*Input material*

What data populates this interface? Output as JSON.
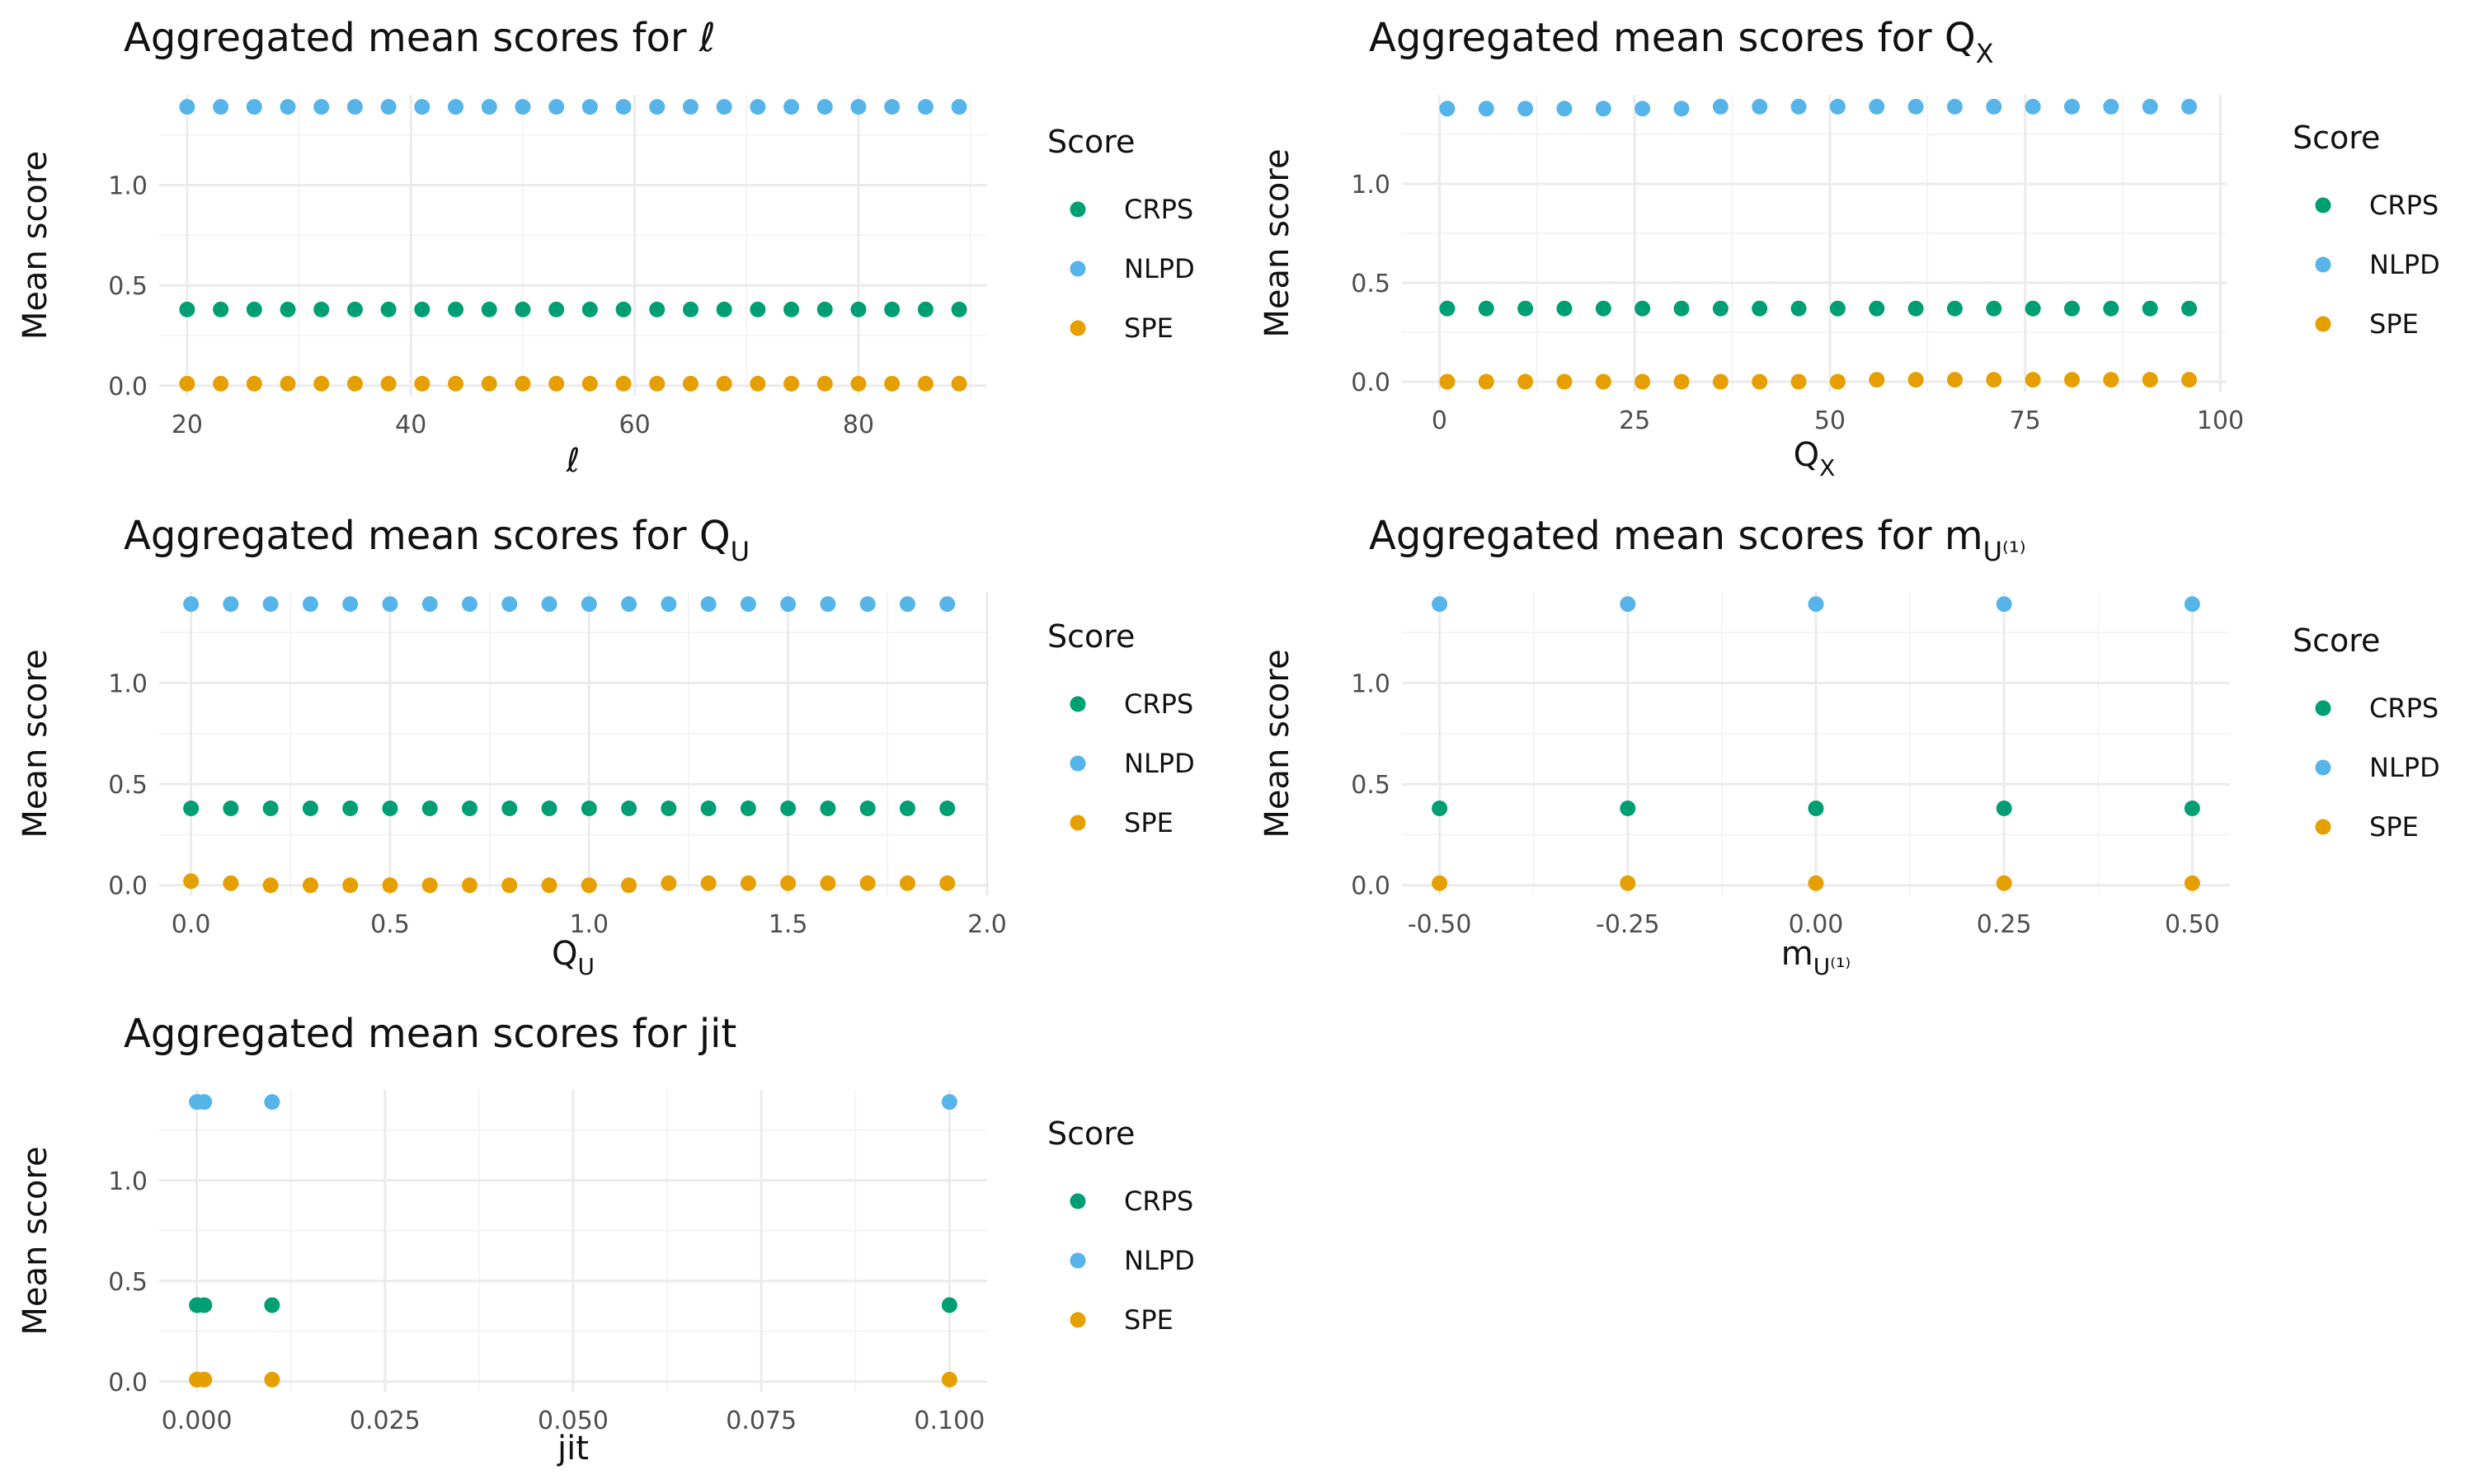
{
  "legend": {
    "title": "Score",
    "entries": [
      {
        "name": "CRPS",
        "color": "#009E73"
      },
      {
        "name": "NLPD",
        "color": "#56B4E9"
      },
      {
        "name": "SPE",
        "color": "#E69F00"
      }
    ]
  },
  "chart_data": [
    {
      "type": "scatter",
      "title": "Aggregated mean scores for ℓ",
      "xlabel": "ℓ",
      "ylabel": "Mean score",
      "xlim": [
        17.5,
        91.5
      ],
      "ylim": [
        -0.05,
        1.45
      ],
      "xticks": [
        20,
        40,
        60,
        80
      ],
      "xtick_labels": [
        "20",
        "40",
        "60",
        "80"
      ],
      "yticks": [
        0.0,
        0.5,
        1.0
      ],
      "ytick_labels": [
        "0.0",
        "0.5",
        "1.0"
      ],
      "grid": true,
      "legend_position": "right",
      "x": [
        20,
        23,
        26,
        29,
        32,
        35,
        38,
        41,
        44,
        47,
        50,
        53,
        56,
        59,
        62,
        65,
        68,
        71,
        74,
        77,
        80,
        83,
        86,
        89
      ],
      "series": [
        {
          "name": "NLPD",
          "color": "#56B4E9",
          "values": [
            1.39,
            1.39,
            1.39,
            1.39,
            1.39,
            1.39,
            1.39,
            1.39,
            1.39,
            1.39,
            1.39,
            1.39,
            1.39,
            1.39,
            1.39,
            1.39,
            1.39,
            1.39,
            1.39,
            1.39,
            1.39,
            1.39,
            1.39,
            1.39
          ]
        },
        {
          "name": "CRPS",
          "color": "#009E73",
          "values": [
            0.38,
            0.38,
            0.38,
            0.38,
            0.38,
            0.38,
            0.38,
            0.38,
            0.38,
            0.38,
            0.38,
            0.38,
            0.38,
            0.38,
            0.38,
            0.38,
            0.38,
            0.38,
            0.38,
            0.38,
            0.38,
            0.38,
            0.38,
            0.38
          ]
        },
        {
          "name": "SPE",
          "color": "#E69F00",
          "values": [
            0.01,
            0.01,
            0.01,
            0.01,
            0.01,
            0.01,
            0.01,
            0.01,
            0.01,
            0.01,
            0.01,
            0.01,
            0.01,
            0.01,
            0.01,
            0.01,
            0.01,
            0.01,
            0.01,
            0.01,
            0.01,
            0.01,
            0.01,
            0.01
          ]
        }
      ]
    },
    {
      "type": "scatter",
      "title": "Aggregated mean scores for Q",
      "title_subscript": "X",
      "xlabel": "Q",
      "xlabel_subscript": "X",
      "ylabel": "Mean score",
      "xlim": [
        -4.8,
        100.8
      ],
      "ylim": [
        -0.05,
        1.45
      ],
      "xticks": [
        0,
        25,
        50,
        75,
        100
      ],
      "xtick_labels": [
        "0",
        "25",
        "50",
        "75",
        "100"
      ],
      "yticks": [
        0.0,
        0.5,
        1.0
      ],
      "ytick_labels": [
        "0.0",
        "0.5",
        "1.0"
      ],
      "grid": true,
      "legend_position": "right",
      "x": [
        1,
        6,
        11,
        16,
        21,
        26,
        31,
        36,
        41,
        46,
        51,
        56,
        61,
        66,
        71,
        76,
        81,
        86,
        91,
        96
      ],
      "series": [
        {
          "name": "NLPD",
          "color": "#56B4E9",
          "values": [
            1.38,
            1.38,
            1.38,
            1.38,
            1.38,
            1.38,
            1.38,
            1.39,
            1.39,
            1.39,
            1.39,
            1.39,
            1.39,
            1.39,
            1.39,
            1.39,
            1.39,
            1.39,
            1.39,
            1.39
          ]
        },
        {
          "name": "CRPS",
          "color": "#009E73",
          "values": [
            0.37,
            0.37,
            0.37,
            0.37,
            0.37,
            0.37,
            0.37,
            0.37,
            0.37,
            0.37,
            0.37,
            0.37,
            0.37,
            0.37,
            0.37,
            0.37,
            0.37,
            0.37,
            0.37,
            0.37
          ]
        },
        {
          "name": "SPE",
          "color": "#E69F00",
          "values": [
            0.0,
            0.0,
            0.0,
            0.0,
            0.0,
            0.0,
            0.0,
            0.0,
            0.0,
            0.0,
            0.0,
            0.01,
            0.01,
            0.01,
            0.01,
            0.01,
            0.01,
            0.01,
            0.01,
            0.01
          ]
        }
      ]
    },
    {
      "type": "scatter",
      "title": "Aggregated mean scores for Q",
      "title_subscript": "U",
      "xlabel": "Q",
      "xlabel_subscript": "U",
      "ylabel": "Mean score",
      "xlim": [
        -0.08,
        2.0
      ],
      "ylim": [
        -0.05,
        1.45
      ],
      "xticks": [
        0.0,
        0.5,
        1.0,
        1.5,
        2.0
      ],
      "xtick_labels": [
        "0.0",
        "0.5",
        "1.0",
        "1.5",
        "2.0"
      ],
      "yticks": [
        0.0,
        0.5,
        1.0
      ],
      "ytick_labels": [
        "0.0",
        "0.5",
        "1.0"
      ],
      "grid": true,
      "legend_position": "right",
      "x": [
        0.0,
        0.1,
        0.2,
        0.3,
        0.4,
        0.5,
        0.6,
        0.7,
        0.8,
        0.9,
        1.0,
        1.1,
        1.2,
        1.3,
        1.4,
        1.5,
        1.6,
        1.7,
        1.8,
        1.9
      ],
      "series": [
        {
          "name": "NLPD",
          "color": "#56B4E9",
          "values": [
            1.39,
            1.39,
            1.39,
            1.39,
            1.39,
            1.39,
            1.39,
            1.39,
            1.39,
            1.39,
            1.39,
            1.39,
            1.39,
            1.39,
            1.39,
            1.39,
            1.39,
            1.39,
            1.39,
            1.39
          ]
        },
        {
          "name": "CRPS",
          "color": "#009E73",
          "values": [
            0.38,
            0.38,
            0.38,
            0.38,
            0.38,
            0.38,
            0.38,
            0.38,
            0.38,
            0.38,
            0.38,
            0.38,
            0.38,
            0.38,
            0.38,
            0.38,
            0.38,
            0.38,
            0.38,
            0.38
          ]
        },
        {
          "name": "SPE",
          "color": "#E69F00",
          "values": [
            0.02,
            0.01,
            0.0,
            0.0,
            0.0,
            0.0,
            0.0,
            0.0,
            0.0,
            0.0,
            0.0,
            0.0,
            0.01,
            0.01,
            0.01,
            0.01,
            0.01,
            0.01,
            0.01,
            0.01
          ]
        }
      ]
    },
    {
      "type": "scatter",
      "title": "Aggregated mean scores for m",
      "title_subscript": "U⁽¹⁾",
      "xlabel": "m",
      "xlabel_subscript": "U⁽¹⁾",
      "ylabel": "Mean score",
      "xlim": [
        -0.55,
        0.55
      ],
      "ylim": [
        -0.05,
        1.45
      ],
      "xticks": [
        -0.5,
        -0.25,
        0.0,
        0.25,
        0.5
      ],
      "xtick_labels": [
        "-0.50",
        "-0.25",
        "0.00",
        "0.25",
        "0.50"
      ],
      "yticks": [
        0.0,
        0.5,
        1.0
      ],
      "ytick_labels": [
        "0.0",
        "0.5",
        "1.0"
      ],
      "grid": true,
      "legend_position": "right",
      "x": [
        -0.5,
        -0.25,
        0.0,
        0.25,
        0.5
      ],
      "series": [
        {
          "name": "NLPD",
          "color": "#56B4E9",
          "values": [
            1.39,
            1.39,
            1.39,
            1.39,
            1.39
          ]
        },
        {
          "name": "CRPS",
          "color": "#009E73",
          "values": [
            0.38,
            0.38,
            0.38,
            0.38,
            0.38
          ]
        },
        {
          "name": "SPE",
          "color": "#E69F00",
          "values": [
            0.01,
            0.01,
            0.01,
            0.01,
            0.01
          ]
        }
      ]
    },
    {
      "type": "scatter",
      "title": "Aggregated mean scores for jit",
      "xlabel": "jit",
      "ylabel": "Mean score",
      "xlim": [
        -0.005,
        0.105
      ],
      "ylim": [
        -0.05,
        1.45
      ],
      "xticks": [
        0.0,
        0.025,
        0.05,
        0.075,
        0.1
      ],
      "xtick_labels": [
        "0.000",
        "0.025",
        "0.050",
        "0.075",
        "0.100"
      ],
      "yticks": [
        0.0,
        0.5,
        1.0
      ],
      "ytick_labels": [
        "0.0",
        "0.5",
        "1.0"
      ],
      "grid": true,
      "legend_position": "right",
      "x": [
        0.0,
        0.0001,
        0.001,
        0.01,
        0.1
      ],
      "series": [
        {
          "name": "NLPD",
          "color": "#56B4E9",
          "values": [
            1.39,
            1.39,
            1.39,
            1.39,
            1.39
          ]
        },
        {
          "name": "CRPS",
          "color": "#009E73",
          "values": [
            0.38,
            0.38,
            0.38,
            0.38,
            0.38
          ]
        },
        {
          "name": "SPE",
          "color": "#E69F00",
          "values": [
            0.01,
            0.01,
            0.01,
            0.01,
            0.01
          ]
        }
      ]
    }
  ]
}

*Job*
State the number of lines above that hold the string "Aggregated", with nothing added.

*Written answer*
5